WHAT YOU WILL DO: Collect all the lines that mention the word "лѣтъ".
--
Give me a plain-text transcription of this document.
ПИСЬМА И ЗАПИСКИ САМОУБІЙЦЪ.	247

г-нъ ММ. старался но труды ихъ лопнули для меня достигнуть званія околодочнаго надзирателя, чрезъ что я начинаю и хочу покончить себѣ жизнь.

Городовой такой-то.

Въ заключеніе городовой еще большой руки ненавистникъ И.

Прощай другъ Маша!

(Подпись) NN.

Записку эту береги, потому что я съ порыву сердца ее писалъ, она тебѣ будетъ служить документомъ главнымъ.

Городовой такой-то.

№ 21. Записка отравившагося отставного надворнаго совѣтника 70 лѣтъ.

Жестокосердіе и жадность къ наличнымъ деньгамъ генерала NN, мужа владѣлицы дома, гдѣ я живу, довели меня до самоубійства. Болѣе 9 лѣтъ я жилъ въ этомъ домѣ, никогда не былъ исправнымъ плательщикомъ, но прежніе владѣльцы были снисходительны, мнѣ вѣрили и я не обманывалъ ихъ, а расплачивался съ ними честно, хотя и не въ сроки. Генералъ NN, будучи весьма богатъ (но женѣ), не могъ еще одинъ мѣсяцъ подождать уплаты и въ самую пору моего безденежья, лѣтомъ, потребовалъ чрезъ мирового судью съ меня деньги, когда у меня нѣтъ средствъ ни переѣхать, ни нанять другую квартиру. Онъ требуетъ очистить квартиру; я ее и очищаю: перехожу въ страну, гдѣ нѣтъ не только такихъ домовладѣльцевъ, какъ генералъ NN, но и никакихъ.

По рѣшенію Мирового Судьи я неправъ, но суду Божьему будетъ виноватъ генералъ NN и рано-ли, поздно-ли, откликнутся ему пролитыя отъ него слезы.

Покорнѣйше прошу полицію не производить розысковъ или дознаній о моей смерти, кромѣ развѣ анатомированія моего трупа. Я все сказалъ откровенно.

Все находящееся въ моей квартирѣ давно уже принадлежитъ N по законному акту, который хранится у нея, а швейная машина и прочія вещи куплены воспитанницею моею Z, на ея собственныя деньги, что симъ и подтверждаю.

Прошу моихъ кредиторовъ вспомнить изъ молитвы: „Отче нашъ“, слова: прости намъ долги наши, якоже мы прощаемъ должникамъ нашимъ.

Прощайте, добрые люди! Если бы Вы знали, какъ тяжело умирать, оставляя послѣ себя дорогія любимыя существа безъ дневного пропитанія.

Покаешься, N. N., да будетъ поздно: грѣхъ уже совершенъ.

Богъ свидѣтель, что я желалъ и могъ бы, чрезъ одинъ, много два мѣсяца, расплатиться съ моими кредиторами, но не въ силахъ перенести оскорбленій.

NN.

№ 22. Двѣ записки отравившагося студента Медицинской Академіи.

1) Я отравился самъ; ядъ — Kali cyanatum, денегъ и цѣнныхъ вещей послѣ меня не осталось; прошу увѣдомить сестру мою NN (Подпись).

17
--
FULL OUTPUT:
№ 21. Записка отравившагося отставного надворнаго совѣтника 70 лѣтъ.
Жестокосердіе и жадность къ наличнымъ деньгамъ генерала NN, мужа владѣлицы дома, гдѣ я живу, довели меня до самоубійства. Болѣе 9 лѣтъ я жилъ въ этомъ домѣ, никогда не былъ исправнымъ плательщикомъ, но прежніе владѣльцы были снисходительны, мнѣ вѣрили и я не обманывалъ ихъ, а расплачивался съ ними честно, хотя и не въ сроки. Генералъ NN, будучи весьма богатъ (но женѣ), не могъ еще одинъ мѣсяцъ подождать уплаты и въ самую пору моего безденежья, лѣтомъ, потребовалъ чрезъ мирового судью съ меня деньги, когда у меня нѣтъ средствъ ни переѣхать, ни нанять другую квартиру. Онъ требуетъ очистить квартиру; я ее и очищаю: перехожу въ страну, гдѣ нѣтъ не только такихъ домовладѣльцевъ, какъ генералъ NN, но и никакихъ.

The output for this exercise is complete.